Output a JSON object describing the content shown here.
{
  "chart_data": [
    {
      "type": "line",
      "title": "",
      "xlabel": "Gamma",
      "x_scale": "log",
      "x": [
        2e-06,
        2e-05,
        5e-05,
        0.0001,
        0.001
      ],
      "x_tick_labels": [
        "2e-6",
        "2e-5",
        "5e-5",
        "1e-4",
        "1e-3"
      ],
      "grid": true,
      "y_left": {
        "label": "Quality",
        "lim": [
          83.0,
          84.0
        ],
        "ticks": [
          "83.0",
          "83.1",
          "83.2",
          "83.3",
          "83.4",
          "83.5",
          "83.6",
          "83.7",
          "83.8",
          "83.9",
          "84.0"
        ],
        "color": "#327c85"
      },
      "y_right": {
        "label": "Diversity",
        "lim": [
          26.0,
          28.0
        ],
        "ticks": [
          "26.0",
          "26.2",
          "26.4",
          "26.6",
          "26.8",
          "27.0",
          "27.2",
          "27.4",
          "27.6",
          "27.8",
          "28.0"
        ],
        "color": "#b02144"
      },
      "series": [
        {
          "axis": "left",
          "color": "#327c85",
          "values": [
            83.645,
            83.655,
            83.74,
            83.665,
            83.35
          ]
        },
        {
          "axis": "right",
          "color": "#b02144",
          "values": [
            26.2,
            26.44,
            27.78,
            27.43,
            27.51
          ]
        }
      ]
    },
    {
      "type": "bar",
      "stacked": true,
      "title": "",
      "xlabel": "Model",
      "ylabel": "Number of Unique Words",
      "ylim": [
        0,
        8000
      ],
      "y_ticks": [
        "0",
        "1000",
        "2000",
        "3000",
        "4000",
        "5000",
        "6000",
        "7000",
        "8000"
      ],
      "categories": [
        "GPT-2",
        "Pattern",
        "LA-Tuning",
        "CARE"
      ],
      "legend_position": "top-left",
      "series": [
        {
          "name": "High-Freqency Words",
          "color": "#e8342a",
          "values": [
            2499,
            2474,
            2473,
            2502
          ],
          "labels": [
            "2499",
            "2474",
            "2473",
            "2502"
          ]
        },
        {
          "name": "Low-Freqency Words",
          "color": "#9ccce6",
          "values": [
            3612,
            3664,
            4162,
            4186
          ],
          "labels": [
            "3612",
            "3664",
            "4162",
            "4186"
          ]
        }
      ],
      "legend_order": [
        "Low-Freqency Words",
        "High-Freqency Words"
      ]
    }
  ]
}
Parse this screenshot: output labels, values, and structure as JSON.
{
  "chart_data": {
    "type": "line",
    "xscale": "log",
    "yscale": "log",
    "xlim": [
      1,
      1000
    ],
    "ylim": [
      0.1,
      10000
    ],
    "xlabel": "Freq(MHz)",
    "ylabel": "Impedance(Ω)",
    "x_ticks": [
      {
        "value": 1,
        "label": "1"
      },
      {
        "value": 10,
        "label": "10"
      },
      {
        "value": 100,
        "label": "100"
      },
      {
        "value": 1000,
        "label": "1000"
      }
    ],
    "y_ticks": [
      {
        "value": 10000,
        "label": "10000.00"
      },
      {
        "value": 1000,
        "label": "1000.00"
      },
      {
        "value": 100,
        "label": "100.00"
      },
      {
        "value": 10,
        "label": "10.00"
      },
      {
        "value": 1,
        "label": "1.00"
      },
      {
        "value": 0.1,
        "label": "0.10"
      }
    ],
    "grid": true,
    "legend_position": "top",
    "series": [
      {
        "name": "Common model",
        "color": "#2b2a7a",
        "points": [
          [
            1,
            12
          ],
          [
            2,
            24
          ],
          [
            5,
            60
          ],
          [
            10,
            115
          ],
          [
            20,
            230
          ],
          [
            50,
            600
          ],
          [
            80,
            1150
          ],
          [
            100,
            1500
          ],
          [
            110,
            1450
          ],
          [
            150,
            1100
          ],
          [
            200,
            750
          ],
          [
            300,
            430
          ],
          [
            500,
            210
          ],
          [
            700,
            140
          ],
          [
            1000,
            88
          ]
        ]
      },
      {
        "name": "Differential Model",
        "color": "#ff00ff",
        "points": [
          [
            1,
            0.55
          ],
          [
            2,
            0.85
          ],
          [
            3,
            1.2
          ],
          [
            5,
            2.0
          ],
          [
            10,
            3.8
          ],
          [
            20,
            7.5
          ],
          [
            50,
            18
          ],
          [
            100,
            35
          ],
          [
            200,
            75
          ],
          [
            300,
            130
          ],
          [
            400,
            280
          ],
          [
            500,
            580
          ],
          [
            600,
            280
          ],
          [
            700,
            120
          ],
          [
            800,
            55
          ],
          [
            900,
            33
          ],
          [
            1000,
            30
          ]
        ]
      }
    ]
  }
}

○ ○ ○ ○

Exercise requirements → Extract the full set of entries word for word.

Response to this task →
Output a JSON object describing the content shown here.
{
  "chart_data": [
    {
      "type": "line",
      "title": "",
      "xlabel": "Gamma",
      "x_scale": "log",
      "x": [
        2e-06,
        2e-05,
        5e-05,
        0.0001,
        0.001
      ],
      "x_tick_labels": [
        "2e-6",
        "2e-5",
        "5e-5",
        "1e-4",
        "1e-3"
      ],
      "grid": true,
      "y_left": {
        "label": "Quality",
        "lim": [
          83.0,
          84.0
        ],
        "ticks": [
          "83.0",
          "83.1",
          "83.2",
          "83.3",
          "83.4",
          "83.5",
          "83.6",
          "83.7",
          "83.8",
          "83.9",
          "84.0"
        ],
        "color": "#327c85"
      },
      "y_right": {
        "label": "Diversity",
        "lim": [
          26.0,
          28.0
        ],
        "ticks": [
          "26.0",
          "26.2",
          "26.4",
          "26.6",
          "26.8",
          "27.0",
          "27.2",
          "27.4",
          "27.6",
          "27.8",
          "28.0"
        ],
        "color": "#b02144"
      },
      "series": [
        {
          "axis": "left",
          "color": "#327c85",
          "values": [
            83.645,
            83.655,
            83.74,
            83.665,
            83.35
          ]
        },
        {
          "axis": "right",
          "color": "#b02144",
          "values": [
            26.2,
            26.44,
            27.78,
            27.43,
            27.51
          ]
        }
      ]
    },
    {
      "type": "bar",
      "stacked": true,
      "title": "",
      "xlabel": "Model",
      "ylabel": "Number of Unique Words",
      "ylim": [
        0,
        8000
      ],
      "y_ticks": [
        "0",
        "1000",
        "2000",
        "3000",
        "4000",
        "5000",
        "6000",
        "7000",
        "8000"
      ],
      "categories": [
        "GPT-2",
        "Pattern",
        "LA-Tuning",
        "CARE"
      ],
      "legend_position": "top-left",
      "series": [
        {
          "name": "High-Freqency Words",
          "color": "#e8342a",
          "values": [
            2499,
            2474,
            2473,
            2502
          ],
          "labels": [
            "2499",
            "2474",
            "2473",
            "2502"
          ]
        },
        {
          "name": "Low-Freqency Words",
          "color": "#9ccce6",
          "values": [
            3612,
            3664,
            4162,
            4186
          ],
          "labels": [
            "3612",
            "3664",
            "4162",
            "4186"
          ]
        }
      ],
      "legend_order": [
        "Low-Freqency Words",
        "High-Freqency Words"
      ]
    }
  ]
}
Parse this screenshot: output labels, values, and structure as JSON.
{
  "chart_data": {
    "type": "line",
    "xscale": "log",
    "yscale": "log",
    "xlim": [
      1,
      1000
    ],
    "ylim": [
      0.1,
      10000
    ],
    "xlabel": "Freq(MHz)",
    "ylabel": "Impedance(Ω)",
    "x_ticks": [
      {
        "value": 1,
        "label": "1"
      },
      {
        "value": 10,
        "label": "10"
      },
      {
        "value": 100,
        "label": "100"
      },
      {
        "value": 1000,
        "label": "1000"
      }
    ],
    "y_ticks": [
      {
        "value": 10000,
        "label": "10000.00"
      },
      {
        "value": 1000,
        "label": "1000.00"
      },
      {
        "value": 100,
        "label": "100.00"
      },
      {
        "value": 10,
        "label": "10.00"
      },
      {
        "value": 1,
        "label": "1.00"
      },
      {
        "value": 0.1,
        "label": "0.10"
      }
    ],
    "grid": true,
    "legend_position": "top",
    "series": [
      {
        "name": "Common model",
        "color": "#2b2a7a",
        "points": [
          [
            1,
            12
          ],
          [
            2,
            24
          ],
          [
            5,
            60
          ],
          [
            10,
            115
          ],
          [
            20,
            230
          ],
          [
            50,
            600
          ],
          [
            80,
            1150
          ],
          [
            100,
            1500
          ],
          [
            110,
            1450
          ],
          [
            150,
            1100
          ],
          [
            200,
            750
          ],
          [
            300,
            430
          ],
          [
            500,
            210
          ],
          [
            700,
            140
          ],
          [
            1000,
            88
          ]
        ]
      },
      {
        "name": "Differential Model",
        "color": "#ff00ff",
        "points": [
          [
            1,
            0.55
          ],
          [
            2,
            0.85
          ],
          [
            3,
            1.2
          ],
          [
            5,
            2.0
          ],
          [
            10,
            3.8
          ],
          [
            20,
            7.5
          ],
          [
            50,
            18
          ],
          [
            100,
            35
          ],
          [
            200,
            75
          ],
          [
            300,
            130
          ],
          [
            400,
            280
          ],
          [
            500,
            580
          ],
          [
            600,
            280
          ],
          [
            700,
            120
          ],
          [
            800,
            55
          ],
          [
            900,
            33
          ],
          [
            1000,
            30
          ]
        ]
      }
    ]
  }
}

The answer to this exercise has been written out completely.